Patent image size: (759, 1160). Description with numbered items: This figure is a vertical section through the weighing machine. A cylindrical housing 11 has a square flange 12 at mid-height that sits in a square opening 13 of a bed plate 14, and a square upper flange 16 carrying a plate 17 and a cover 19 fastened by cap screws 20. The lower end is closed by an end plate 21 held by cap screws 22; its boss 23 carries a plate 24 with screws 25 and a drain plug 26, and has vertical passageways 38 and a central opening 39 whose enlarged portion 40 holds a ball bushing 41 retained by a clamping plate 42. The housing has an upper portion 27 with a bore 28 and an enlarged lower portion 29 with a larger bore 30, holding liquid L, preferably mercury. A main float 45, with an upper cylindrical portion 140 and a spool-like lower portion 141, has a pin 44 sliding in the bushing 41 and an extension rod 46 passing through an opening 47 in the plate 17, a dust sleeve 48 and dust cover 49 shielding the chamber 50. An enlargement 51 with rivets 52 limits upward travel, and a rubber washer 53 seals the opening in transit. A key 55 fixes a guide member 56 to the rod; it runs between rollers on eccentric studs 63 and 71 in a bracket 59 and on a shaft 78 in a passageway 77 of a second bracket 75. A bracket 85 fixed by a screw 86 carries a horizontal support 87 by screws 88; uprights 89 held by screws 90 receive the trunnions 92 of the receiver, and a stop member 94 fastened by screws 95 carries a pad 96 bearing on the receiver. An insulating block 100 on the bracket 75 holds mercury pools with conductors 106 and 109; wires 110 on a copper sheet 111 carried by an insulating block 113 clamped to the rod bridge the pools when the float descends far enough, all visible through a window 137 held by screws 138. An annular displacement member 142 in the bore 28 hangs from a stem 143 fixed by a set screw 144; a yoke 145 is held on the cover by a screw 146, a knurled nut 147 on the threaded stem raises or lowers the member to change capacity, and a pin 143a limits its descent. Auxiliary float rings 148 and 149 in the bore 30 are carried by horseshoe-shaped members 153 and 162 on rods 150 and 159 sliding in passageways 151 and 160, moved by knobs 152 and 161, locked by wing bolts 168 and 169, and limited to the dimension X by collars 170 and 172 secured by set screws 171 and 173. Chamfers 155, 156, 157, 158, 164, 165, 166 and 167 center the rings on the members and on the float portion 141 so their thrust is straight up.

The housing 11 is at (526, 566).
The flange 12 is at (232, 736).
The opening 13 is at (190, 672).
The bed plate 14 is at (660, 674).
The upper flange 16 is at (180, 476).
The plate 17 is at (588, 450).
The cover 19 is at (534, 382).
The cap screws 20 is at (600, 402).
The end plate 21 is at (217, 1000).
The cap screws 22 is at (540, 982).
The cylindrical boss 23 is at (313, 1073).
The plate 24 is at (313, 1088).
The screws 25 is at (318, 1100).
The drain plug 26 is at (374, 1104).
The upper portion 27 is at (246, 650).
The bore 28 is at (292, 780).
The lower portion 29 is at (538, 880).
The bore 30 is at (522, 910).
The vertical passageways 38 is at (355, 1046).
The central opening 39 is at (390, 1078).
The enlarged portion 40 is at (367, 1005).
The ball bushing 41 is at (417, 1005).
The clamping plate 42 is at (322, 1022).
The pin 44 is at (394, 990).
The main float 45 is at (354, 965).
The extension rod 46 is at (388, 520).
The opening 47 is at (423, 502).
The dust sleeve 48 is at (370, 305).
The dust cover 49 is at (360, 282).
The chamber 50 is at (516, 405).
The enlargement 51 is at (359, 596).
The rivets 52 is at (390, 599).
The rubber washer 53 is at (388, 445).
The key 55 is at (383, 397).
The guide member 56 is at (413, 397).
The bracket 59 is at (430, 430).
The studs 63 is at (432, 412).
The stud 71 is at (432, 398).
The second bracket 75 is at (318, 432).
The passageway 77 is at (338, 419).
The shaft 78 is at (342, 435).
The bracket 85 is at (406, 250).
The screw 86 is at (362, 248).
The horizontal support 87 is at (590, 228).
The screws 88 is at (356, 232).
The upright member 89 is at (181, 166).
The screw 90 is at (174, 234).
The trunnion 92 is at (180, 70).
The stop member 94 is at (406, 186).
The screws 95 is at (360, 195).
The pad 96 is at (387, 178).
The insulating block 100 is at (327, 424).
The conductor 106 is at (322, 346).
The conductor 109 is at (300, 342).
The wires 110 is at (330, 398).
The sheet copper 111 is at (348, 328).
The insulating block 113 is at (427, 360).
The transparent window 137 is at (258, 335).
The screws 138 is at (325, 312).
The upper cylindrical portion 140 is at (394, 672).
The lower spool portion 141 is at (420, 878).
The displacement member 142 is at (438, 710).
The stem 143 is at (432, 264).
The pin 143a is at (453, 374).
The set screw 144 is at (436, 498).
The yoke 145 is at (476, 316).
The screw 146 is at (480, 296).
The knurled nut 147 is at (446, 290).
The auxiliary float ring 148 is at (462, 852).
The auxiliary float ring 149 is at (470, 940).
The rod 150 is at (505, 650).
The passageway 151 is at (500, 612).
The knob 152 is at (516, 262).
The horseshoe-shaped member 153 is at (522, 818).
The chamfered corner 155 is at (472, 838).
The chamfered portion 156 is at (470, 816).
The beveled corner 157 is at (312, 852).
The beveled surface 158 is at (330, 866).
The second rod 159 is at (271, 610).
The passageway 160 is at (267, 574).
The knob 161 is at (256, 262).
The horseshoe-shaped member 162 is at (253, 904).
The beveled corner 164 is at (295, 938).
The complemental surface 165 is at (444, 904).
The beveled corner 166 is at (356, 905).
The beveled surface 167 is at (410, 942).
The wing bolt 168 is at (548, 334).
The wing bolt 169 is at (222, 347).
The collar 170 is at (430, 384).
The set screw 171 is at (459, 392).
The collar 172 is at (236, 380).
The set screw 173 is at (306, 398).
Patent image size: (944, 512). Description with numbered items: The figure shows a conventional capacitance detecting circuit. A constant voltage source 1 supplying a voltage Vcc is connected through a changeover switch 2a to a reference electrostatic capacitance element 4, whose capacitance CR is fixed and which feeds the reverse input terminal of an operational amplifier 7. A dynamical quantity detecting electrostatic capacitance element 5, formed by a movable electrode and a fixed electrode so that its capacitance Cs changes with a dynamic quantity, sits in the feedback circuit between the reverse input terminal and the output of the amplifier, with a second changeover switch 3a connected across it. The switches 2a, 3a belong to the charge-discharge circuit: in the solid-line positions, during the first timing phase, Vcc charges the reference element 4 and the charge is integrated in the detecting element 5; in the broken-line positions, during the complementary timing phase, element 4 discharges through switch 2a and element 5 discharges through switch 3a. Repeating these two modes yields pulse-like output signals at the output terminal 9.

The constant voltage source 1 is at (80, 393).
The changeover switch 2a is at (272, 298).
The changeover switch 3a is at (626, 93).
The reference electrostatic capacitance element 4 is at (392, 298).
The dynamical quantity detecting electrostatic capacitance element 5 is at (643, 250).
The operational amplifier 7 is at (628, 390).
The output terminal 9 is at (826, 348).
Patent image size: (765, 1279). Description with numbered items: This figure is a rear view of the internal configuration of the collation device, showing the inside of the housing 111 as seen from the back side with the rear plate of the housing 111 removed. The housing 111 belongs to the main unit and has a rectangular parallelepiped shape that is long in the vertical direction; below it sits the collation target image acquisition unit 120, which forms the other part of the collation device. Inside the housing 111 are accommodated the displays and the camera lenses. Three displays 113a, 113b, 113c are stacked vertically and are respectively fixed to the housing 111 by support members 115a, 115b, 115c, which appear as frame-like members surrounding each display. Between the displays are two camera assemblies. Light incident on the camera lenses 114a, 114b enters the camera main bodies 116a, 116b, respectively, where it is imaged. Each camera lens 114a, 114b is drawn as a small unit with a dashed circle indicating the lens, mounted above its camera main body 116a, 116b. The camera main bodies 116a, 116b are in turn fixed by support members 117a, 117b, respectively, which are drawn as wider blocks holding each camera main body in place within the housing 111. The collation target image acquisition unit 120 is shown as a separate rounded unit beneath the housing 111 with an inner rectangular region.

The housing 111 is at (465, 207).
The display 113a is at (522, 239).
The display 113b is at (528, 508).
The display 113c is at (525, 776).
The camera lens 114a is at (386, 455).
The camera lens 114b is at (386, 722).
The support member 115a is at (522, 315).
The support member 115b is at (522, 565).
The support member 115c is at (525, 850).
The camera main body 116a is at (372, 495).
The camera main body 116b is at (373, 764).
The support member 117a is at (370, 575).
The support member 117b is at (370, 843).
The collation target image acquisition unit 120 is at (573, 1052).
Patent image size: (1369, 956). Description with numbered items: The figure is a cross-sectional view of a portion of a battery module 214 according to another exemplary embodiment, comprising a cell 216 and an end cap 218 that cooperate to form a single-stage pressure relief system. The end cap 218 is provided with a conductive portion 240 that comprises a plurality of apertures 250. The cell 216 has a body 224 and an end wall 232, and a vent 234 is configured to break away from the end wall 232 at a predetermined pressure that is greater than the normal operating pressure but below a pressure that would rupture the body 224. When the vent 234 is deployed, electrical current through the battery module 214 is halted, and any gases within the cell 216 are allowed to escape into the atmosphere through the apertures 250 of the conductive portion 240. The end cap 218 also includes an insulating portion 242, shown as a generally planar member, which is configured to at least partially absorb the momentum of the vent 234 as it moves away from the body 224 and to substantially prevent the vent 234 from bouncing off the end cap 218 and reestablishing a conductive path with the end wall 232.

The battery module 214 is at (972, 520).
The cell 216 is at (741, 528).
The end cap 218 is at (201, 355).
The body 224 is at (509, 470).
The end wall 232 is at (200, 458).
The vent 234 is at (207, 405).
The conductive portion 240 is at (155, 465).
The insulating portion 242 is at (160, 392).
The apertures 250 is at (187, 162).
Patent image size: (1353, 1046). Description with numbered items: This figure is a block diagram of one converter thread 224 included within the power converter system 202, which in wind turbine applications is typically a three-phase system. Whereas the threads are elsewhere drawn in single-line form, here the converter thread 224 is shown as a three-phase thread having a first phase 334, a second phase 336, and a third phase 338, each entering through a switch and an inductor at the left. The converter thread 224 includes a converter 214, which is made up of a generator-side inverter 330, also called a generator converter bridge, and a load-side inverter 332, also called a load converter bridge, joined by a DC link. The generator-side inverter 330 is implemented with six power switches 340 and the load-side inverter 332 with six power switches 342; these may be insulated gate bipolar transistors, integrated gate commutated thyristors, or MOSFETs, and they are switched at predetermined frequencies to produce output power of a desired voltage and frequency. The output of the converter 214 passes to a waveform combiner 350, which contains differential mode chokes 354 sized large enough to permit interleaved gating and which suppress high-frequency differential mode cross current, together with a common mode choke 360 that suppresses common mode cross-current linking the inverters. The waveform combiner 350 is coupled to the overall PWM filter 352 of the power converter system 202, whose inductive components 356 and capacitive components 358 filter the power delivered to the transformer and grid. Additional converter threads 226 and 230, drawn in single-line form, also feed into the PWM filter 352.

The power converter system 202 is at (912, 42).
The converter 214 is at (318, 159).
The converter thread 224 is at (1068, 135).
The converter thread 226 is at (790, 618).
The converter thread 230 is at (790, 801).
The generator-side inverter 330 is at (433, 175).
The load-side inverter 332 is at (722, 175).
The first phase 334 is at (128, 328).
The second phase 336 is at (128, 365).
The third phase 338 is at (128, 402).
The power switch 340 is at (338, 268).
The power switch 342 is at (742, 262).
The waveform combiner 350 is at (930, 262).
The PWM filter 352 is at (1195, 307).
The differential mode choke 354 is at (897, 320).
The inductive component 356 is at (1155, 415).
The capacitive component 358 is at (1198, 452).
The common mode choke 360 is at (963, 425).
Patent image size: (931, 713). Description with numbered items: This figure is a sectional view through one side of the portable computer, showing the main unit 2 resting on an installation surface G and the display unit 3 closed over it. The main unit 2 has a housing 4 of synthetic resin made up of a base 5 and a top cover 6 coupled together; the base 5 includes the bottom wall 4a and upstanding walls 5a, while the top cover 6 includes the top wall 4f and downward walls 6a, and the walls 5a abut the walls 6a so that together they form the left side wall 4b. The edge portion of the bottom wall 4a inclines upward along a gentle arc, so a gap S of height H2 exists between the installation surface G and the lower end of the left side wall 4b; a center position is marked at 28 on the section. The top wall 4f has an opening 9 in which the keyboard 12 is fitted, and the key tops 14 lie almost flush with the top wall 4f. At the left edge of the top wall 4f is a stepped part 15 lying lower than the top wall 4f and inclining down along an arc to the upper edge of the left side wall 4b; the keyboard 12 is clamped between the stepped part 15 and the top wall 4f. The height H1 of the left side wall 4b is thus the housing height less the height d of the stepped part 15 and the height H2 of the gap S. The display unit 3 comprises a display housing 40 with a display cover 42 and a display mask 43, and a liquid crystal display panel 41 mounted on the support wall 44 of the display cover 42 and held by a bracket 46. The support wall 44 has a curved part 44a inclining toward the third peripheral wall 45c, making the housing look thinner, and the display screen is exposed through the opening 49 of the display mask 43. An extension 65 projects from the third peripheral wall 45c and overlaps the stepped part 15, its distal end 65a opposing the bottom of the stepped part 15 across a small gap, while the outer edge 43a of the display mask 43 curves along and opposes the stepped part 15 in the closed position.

+++++

# WHAT THE TASK ASKS:
Rewrite the data between the lines holding "Patent image size: (1369, 956)." and "The apertures 250 is at (187, 162).", inclusive, replacing "cross-sectional view" with "sectional view" and leaving everything else as it is.

# FULL RESPONSE:
Patent image size: (1369, 956). Description with numbered items: The figure is a sectional view of a portion of a battery module 214 according to another exemplary embodiment, comprising a cell 216 and an end cap 218 that cooperate to form a single-stage pressure relief system. The end cap 218 is provided with a conductive portion 240 that comprises a plurality of apertures 250. The cell 216 has a body 224 and an end wall 232, and a vent 234 is configured to break away from the end wall 232 at a predetermined pressure that is greater than the normal operating pressure but below a pressure that would rupture the body 224. When the vent 234 is deployed, electrical current through the battery module 214 is halted, and any gases within the cell 216 are allowed to escape into the atmosphere through the apertures 250 of the conductive portion 240. The end cap 218 also includes an insulating portion 242, shown as a generally planar member, which is configured to at least partially absorb the momentum of the vent 234 as it moves away from the body 224 and to substantially prevent the vent 234 from bouncing off the end cap 218 and reestablishing a conductive path with the end wall 232.

The battery module 214 is at (972, 520).
The cell 216 is at (741, 528).
The end cap 218 is at (201, 355).
The body 224 is at (509, 470).
The end wall 232 is at (200, 458).
The vent 234 is at (207, 405).
The conductive portion 240 is at (155, 465).
The insulating portion 242 is at (160, 392).
The apertures 250 is at (187, 162).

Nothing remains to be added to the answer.